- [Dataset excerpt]
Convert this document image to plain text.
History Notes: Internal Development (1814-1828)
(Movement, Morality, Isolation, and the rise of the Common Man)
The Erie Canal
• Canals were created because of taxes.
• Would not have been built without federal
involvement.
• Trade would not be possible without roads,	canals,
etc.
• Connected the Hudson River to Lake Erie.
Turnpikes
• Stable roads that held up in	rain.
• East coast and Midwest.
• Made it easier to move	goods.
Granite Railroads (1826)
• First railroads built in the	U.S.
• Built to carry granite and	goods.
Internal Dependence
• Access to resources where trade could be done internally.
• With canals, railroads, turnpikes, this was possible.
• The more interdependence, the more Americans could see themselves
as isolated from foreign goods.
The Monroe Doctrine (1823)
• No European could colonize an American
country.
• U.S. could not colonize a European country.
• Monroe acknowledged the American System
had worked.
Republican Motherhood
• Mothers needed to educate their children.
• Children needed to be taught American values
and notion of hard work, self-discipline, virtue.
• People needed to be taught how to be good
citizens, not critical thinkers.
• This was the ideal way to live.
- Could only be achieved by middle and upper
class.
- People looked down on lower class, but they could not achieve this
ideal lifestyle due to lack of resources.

- [Given exercise] Set down the listing in full, keeping every word exactly as it is.

- [Full solution]
Convert this document image to plain text.
History Notes: Internal Development (1814-1828)
(Movement, Morality, Isolation, and the rise of the Common Man)
The Erie Canal
• Canals were created because of taxes.
• Would not have been built without federal
involvement.
• Trade would not be possible without roads,	canals,
etc.
• Connected the Hudson River to Lake Erie.
Turnpikes
• Stable roads that held up in	rain.
• East coast and Midwest.
• Made it easier to move	goods.
Granite Railroads (1826)
• First railroads built in the	U.S.
• Built to carry granite and	goods.
Internal Dependence
• Access to resources where trade could be done internally.
• With canals, railroads, turnpikes, this was possible.
• The more interdependence, the more Americans could see themselves
as isolated from foreign goods.
The Monroe Doctrine (1823)
• No European could colonize an American
country.
• U.S. could not colonize a European country.
• Monroe acknowledged the American System
had worked.
Republican Motherhood
• Mothers needed to educate their children.
• Children needed to be taught American values
and notion of hard work, self-discipline, virtue.
• People needed to be taught how to be good
citizens, not critical thinkers.
• This was the ideal way to live.
- Could only be achieved by middle and upper
class.
- People looked down on lower class, but they could not achieve this
ideal lifestyle due to lack of resources.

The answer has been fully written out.